> The task: Report, word for word, every line of the material that contains "months".

> Data provided:
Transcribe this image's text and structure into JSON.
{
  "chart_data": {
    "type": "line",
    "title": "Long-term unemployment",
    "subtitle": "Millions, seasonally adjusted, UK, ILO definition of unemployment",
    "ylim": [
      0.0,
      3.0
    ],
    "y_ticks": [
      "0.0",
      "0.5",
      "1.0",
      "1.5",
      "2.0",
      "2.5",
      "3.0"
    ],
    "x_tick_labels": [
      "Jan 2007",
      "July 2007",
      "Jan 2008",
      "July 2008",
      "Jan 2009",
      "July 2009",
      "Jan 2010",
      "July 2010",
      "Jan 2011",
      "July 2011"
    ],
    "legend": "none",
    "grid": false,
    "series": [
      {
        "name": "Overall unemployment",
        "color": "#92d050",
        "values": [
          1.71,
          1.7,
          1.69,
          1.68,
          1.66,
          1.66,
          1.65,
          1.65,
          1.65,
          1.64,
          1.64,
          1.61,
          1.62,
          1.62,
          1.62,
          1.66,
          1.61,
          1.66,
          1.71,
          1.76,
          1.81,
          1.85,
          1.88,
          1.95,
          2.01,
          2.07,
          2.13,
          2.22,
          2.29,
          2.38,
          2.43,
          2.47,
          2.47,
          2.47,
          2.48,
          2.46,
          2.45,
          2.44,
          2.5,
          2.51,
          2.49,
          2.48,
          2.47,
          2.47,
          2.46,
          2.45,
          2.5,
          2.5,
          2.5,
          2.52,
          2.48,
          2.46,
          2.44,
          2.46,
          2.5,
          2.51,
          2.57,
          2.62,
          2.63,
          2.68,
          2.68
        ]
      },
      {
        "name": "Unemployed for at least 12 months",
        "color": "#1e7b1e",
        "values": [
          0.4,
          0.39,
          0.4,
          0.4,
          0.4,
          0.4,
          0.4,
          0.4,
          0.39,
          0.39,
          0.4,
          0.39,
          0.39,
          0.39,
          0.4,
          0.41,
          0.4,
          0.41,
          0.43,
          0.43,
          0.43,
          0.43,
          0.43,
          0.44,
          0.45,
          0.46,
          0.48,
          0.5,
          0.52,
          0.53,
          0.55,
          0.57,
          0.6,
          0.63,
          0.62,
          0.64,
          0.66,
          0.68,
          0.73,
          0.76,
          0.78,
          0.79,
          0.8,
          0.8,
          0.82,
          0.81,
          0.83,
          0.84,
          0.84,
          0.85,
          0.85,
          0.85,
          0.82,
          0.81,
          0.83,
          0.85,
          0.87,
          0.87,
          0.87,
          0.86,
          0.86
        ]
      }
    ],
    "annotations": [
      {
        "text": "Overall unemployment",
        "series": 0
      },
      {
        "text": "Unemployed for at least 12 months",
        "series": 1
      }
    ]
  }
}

> Solution for this exercise:
        "name": "Unemployed for at least 12 months",
        "text": "Unemployed for at least 12 months",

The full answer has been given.